To do
Transcribe the entries below exactly; leave every image out.
— START OF Records to process —
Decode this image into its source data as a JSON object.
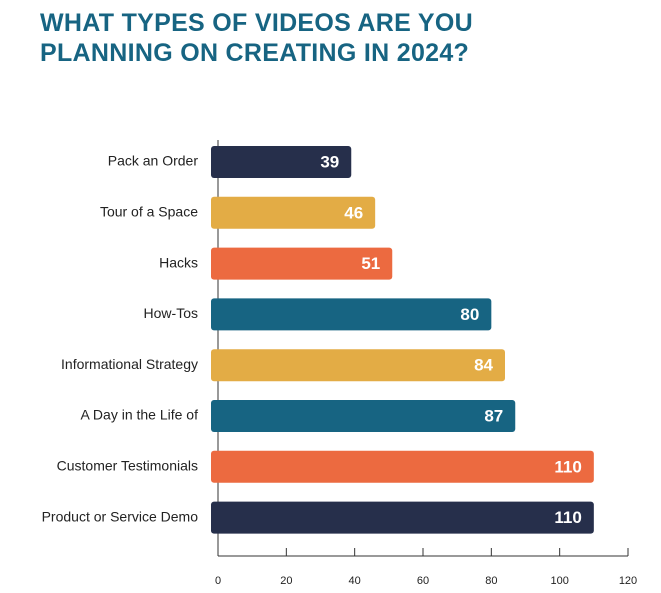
{
  "chart_data": {
    "type": "bar",
    "orientation": "horizontal",
    "title": "WHAT TYPES OF VIDEOS ARE YOU PLANNING ON CREATING IN 2024?",
    "categories": [
      "Pack an Order",
      "Tour of a Space",
      "Hacks",
      "How-Tos",
      "Informational Strategy",
      "A Day in the Life of",
      "Customer Testimonials",
      "Product or Service Demo"
    ],
    "values": [
      39,
      46,
      51,
      80,
      84,
      87,
      110,
      110
    ],
    "colors": [
      "#262f4b",
      "#e3ac45",
      "#ec6a40",
      "#176482",
      "#e3ac45",
      "#176482",
      "#ec6a40",
      "#262f4b"
    ],
    "xlim": [
      0,
      120
    ],
    "xticks": [
      0,
      20,
      40,
      60,
      80,
      100,
      120
    ]
  }
}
— END OF Records to process —
Response to the task
Decode this image into its source data as a JSON object.
{
  "chart_data": {
    "type": "bar",
    "orientation": "horizontal",
    "title": "WHAT TYPES OF VIDEOS ARE YOU PLANNING ON CREATING IN 2024?",
    "categories": [
      "Pack an Order",
      "Tour of a Space",
      "Hacks",
      "How-Tos",
      "Informational Strategy",
      "A Day in the Life of",
      "Customer Testimonials",
      "Product or Service Demo"
    ],
    "values": [
      39,
      46,
      51,
      80,
      84,
      87,
      110,
      110
    ],
    "colors": [
      "#262f4b",
      "#e3ac45",
      "#ec6a40",
      "#176482",
      "#e3ac45",
      "#176482",
      "#ec6a40",
      "#262f4b"
    ],
    "xlim": [
      0,
      120
    ],
    "xticks": [
      0,
      20,
      40,
      60,
      80,
      100,
      120
    ]
  }
}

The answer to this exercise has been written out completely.